(Dataset records)

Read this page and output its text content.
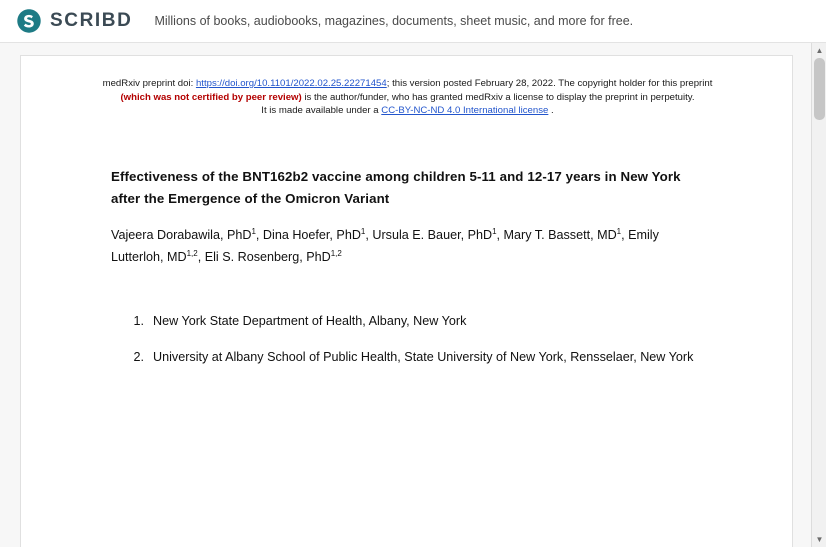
SCRIBD Millions of books, audiobooks, magazines, documents, sheet music, and more for free.
medRxiv preprint doi: https://doi.org/10.1101/2022.02.25.22271454; this version posted February 28, 2022. The copyright holder for this preprint
(which was not certified by peer review) is the author/funder, who has granted medRxiv a license to display the preprint in perpetuity.
It is made available under a CC-BY-NC-ND 4.0 International license .
Effectiveness of the BNT162b2 vaccine among children 5-11 and 12-17 years in New York after the Emergence of the Omicron Variant

Vajeera Dorabawila, PhD$^1$, Dina Hoefer, PhD$^1$, Ursula E. Bauer, PhD$^1$, Mary T. Bassett, $MD^1$, Emily Lutterloh, MD$^{1,2}$, Eli S. Rosenberg, PhD$^{1,2}$

New York State Department of Health, Albany, New York
University at Albany School of Public Health, State University of New York, Rensselaer, New York
▲
▼
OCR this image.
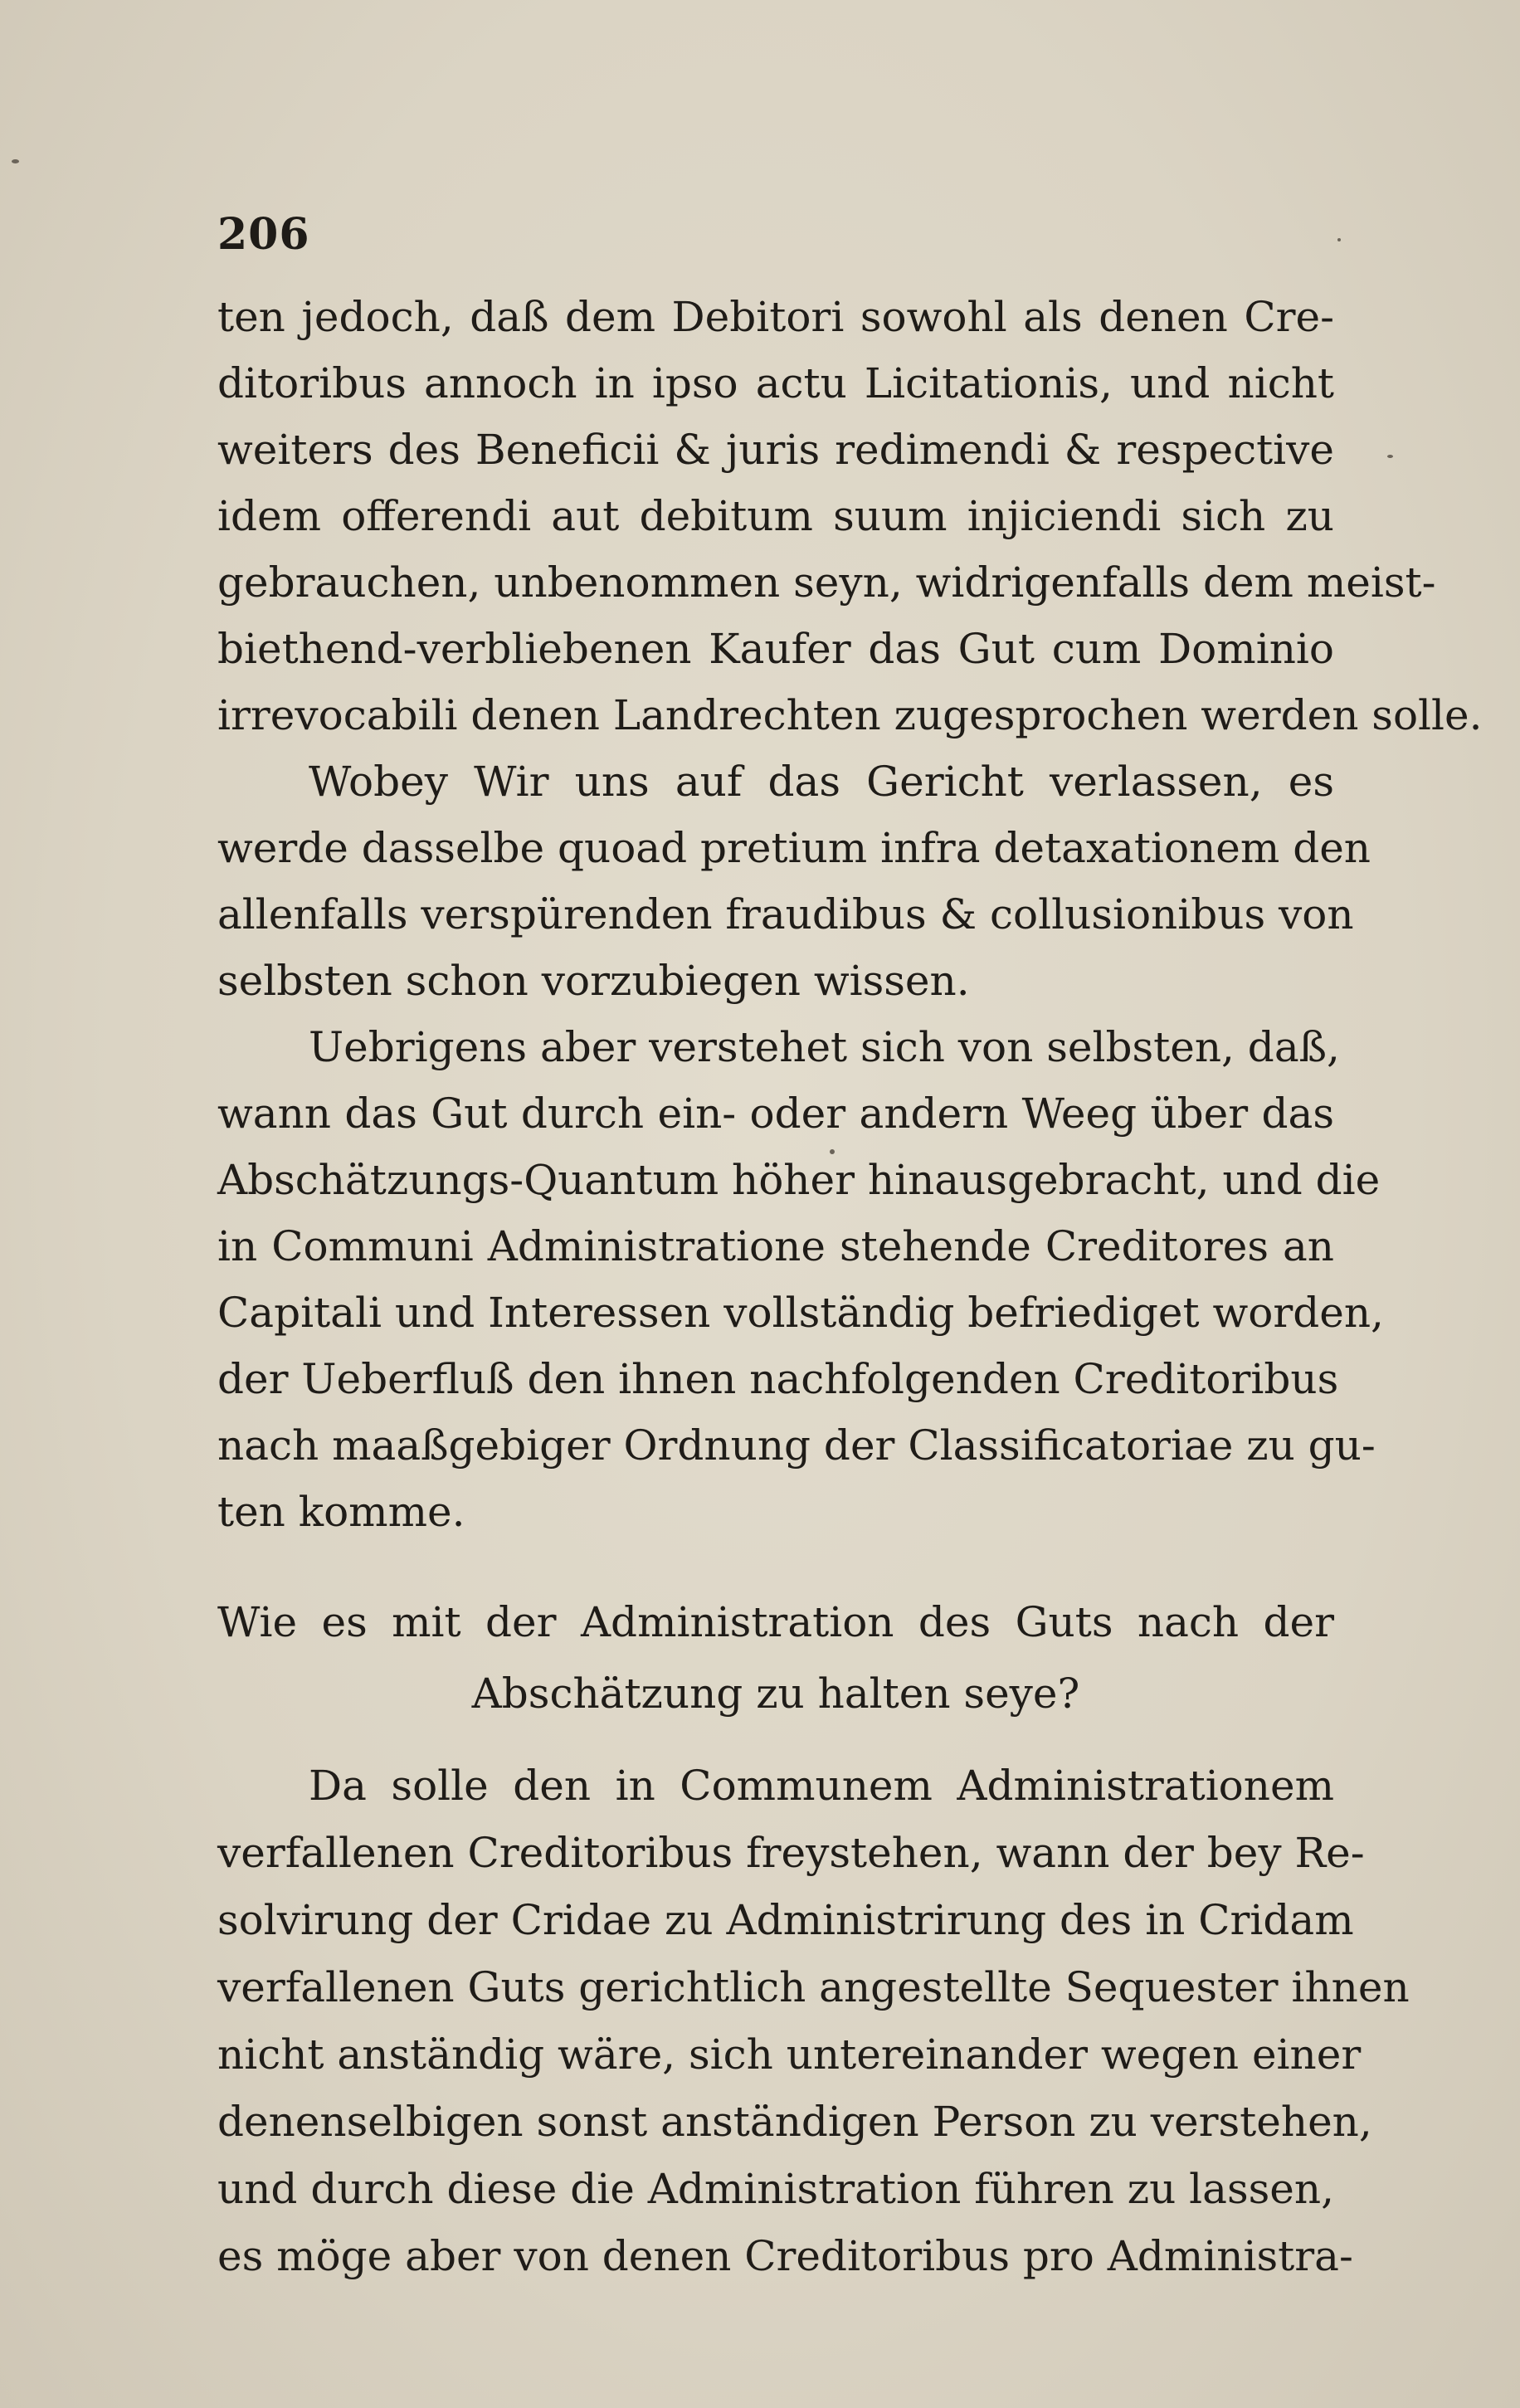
206
ten jedoch, daß dem Debitori sowohl als denen Cre-
ditoribus annoch in ipso actu Licitationis, und nicht
weiters des Beneficii & juris redimendi & respective
idem offerendi aut debitum suum injiciendi sich zu
gebrauchen, unbenommen seyn, widrigenfalls dem meist-
biethend-verbliebenen Kaufer das Gut cum Dominio
irrevocabili denen Landrechten zugesprochen werden solle.
Wobey Wir uns auf das Gericht verlassen, es
werde dasselbe quoad pretium infra detaxationem den
allenfalls verspürenden fraudibus & collusionibus von
selbsten schon vorzubiegen wissen.
Uebrigens aber verstehet sich von selbsten, daß,
wann das Gut durch ein- oder andern Weeg über das
Abschätzungs-Quantum höher hinausgebracht, und die
in Communi Administratione stehende Creditores an
Capitali und Interessen vollständig befriediget worden,
der Ueberfluß den ihnen nachfolgenden Creditoribus
nach maaßgebiger Ordnung der Classificatoriae zu gu-
ten komme.
Wie es mit der Administration des Guts nach der
Abschätzung zu halten seye?
Da solle den in Communem Administrationem
verfallenen Creditoribus freystehen, wann der bey Re-
solvirung der Cridae zu Administrirung des in Cridam
verfallenen Guts gerichtlich angestellte Sequester ihnen
nicht anständig wäre, sich untereinander wegen einer
denenselbigen sonst anständigen Person zu verstehen,
und durch diese die Administration führen zu lassen,
es möge aber von denen Creditoribus pro Administra-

(Task description)
Note every line above where the string "Health" shows up, and copy those lines.

(Solution to the exercise)
New York State Department of Health, Albany, New York
University at Albany School of Public Health, State University of New York, Rensselaer, New York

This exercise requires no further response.